Task instructions: Lines that include the word "from" are the ones to copy.

Dataset entries
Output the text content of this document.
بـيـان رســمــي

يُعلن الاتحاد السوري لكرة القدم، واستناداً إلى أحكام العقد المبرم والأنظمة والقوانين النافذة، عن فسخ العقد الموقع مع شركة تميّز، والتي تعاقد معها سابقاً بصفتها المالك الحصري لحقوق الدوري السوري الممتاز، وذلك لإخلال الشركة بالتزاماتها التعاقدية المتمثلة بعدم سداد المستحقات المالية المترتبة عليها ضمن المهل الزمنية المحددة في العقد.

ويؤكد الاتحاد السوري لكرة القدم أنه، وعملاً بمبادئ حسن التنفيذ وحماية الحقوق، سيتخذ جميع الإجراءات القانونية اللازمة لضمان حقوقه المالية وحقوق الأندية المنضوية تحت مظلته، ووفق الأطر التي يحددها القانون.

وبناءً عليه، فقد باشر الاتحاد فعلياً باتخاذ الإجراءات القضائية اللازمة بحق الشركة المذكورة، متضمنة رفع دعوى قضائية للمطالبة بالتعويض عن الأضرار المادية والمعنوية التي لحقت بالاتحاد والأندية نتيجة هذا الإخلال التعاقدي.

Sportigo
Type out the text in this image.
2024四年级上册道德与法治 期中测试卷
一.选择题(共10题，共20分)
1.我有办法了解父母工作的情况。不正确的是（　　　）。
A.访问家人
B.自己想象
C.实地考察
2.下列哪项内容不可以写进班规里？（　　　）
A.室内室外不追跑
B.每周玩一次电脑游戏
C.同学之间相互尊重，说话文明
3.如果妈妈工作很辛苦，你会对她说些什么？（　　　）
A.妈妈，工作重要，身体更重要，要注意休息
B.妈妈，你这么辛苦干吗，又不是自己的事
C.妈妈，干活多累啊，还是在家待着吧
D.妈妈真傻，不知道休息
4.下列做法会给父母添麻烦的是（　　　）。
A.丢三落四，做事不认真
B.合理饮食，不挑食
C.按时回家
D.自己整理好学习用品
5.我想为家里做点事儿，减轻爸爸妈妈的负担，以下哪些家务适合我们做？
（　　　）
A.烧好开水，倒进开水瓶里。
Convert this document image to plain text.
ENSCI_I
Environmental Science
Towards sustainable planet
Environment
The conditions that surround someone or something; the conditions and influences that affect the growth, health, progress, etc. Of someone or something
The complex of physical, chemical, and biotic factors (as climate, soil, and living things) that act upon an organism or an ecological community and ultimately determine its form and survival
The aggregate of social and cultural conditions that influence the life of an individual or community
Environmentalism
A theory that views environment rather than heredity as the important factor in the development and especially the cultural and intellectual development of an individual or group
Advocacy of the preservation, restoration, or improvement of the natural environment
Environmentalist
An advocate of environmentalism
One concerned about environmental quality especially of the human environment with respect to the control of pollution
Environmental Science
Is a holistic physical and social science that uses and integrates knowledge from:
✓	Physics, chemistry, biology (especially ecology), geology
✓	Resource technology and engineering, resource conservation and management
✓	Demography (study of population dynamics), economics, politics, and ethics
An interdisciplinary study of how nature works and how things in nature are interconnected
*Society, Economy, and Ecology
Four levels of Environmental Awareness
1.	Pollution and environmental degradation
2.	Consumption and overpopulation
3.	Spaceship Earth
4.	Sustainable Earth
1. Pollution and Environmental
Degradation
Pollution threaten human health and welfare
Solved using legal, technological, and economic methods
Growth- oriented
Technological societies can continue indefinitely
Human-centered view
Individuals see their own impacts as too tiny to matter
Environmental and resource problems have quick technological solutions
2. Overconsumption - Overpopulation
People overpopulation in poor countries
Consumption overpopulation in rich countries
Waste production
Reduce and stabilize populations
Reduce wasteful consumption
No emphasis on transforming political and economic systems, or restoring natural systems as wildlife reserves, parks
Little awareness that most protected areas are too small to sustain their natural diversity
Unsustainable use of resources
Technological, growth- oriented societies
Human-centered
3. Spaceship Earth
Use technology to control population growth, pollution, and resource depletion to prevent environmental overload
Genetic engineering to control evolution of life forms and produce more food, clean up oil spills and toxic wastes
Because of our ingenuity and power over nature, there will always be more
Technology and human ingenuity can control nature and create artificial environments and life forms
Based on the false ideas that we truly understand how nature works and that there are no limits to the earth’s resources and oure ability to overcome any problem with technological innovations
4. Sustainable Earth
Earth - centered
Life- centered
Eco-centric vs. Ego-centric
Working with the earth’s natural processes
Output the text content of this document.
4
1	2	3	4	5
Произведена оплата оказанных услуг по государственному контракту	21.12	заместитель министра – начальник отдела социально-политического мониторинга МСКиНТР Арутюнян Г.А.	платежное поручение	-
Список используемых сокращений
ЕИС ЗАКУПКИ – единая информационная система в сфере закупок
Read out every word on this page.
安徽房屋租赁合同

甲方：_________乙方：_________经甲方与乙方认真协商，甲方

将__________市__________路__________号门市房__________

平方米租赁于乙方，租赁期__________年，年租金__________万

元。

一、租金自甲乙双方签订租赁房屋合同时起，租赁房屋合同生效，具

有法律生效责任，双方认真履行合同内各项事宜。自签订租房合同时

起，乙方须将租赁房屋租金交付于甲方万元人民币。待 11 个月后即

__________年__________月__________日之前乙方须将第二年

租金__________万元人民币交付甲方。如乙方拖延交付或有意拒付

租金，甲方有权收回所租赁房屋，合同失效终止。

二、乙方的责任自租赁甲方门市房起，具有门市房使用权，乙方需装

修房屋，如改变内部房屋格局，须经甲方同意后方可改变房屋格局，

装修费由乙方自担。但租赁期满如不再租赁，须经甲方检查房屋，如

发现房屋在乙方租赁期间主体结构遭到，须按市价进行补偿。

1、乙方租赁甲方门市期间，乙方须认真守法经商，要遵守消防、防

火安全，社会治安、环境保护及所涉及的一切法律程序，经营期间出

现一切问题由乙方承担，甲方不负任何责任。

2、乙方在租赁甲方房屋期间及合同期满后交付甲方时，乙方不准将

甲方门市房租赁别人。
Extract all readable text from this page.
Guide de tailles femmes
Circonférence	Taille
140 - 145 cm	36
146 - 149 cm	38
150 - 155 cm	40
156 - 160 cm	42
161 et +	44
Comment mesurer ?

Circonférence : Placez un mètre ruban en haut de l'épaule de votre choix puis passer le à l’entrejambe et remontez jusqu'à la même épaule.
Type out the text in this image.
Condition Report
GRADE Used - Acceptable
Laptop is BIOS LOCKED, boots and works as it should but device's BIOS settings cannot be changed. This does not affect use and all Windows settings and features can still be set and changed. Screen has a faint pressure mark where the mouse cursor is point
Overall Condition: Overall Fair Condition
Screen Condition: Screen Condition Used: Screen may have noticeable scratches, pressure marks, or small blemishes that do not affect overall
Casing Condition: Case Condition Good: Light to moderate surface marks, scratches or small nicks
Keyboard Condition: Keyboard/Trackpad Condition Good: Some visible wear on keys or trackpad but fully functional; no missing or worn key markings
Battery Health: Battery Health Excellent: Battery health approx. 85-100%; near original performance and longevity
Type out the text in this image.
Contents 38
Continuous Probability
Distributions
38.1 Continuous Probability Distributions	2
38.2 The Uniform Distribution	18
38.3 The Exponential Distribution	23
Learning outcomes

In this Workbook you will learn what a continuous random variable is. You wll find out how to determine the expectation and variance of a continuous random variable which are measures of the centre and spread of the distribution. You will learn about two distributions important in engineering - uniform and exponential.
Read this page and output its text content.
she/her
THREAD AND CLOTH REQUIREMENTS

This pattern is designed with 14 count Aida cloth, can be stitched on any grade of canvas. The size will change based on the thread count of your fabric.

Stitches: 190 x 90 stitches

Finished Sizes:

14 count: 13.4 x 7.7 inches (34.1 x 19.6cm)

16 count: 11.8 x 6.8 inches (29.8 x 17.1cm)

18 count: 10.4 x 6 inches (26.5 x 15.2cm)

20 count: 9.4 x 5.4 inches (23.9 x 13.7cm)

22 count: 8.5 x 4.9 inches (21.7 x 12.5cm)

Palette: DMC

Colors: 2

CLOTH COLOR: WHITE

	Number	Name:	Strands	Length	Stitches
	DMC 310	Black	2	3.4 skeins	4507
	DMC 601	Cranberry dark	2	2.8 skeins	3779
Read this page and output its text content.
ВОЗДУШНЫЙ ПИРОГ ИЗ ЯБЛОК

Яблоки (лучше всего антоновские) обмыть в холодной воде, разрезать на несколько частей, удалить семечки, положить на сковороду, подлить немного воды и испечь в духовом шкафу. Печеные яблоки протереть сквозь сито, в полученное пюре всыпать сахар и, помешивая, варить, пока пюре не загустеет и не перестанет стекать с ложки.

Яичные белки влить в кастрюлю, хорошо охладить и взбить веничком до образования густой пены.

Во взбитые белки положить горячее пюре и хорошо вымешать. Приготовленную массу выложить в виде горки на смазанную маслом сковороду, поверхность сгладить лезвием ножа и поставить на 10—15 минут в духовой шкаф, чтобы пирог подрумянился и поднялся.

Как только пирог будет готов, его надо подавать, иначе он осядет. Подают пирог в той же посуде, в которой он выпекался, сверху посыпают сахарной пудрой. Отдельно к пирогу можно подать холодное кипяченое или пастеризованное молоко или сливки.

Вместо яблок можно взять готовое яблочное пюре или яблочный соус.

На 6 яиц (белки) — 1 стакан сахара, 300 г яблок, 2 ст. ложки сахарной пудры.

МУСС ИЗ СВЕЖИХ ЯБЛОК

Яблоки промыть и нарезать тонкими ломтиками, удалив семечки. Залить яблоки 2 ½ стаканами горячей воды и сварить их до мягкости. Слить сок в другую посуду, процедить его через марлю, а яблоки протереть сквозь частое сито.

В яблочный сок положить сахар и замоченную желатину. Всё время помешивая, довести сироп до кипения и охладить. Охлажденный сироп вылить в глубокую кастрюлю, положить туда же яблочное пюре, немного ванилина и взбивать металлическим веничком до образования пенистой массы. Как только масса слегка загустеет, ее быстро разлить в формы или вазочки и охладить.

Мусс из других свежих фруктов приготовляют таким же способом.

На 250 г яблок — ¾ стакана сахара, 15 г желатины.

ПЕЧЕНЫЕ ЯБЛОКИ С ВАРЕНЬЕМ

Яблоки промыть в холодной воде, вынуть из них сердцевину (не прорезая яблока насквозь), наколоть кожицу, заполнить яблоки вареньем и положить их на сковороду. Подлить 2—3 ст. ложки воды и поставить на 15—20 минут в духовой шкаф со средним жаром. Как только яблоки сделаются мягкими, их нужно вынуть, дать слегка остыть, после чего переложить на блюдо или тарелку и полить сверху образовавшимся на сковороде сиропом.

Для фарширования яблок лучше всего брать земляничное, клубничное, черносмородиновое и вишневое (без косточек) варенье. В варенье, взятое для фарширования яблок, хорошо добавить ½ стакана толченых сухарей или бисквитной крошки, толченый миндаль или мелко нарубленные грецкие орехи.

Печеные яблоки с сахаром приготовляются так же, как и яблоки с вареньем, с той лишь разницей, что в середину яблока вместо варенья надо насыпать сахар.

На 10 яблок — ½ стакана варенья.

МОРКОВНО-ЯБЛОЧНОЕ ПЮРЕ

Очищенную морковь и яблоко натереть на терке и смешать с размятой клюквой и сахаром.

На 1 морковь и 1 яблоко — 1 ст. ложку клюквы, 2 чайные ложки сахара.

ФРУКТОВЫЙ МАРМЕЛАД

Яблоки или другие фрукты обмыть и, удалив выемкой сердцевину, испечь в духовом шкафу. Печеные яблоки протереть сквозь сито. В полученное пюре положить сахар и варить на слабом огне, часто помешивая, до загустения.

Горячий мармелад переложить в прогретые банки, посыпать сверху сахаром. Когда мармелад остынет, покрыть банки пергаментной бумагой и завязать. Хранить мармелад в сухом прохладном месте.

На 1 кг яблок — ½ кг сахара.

Response to this exercise:
Is a holistic physical and social science that uses and integrates knowledge from:
Extract all readable text from this page.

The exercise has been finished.